EXERCISE. Copy exactly, and only, the lines from the line containing "Read all visible content and emit it as JSON." through the last line of the records below, both included.

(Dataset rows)
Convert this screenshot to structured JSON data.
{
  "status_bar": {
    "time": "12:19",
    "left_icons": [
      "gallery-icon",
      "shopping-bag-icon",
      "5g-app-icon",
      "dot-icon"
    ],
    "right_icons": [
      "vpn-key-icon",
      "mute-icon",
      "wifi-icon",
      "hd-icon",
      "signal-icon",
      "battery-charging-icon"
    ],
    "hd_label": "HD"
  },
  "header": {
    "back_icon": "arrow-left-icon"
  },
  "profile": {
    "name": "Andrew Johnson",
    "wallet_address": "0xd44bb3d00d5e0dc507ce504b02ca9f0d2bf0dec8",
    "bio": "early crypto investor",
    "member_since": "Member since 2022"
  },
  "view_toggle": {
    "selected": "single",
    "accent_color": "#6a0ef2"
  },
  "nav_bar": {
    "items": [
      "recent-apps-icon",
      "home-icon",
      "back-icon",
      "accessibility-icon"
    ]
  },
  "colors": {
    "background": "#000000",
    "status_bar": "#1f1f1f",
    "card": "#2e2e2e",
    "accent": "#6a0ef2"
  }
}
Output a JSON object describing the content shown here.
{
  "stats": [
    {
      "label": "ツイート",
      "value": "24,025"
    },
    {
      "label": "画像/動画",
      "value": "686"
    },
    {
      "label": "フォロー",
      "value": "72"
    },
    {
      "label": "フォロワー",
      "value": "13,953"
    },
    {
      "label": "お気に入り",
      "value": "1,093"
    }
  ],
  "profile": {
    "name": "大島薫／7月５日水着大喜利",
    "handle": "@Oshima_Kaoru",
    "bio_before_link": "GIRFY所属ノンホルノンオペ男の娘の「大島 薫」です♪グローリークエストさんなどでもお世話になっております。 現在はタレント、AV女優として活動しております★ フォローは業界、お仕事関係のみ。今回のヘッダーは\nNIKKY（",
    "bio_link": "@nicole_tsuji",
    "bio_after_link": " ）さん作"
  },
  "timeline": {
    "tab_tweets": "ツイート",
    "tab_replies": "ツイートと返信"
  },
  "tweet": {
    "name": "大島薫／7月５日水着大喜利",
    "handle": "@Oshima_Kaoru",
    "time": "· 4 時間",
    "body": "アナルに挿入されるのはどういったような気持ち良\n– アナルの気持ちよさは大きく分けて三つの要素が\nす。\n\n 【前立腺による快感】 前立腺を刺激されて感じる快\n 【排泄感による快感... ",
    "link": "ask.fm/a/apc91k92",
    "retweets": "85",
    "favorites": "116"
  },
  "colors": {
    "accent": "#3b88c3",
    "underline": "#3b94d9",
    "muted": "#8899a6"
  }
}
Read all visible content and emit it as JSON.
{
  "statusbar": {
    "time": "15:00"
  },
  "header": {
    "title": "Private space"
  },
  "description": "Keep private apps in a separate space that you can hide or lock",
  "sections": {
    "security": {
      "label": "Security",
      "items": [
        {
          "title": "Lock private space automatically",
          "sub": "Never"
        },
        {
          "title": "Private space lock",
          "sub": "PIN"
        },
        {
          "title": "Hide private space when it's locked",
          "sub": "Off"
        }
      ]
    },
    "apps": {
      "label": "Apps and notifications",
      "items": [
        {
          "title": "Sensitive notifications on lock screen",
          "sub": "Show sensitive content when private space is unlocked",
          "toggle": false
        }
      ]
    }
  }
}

COMPLETED TASK.
Read all visible content and emit it as JSON.
{
  "statusbar": {
    "time": "15:00"
  },
  "header": {
    "title": "Private space"
  },
  "description": "Keep private apps in a separate space that you can hide or lock",
  "sections": {
    "security": {
      "label": "Security",
      "items": [
        {
          "title": "Lock private space automatically",
          "sub": "Never"
        },
        {
          "title": "Private space lock",
          "sub": "PIN"
        },
        {
          "title": "Hide private space when it's locked",
          "sub": "Off"
        }
      ]
    },
    "apps": {
      "label": "Apps and notifications",
      "items": [
        {
          "title": "Sensitive notifications on lock screen",
          "sub": "Show sensitive content when private space is unlocked",
          "toggle": false
        }
      ]
    }
  }
}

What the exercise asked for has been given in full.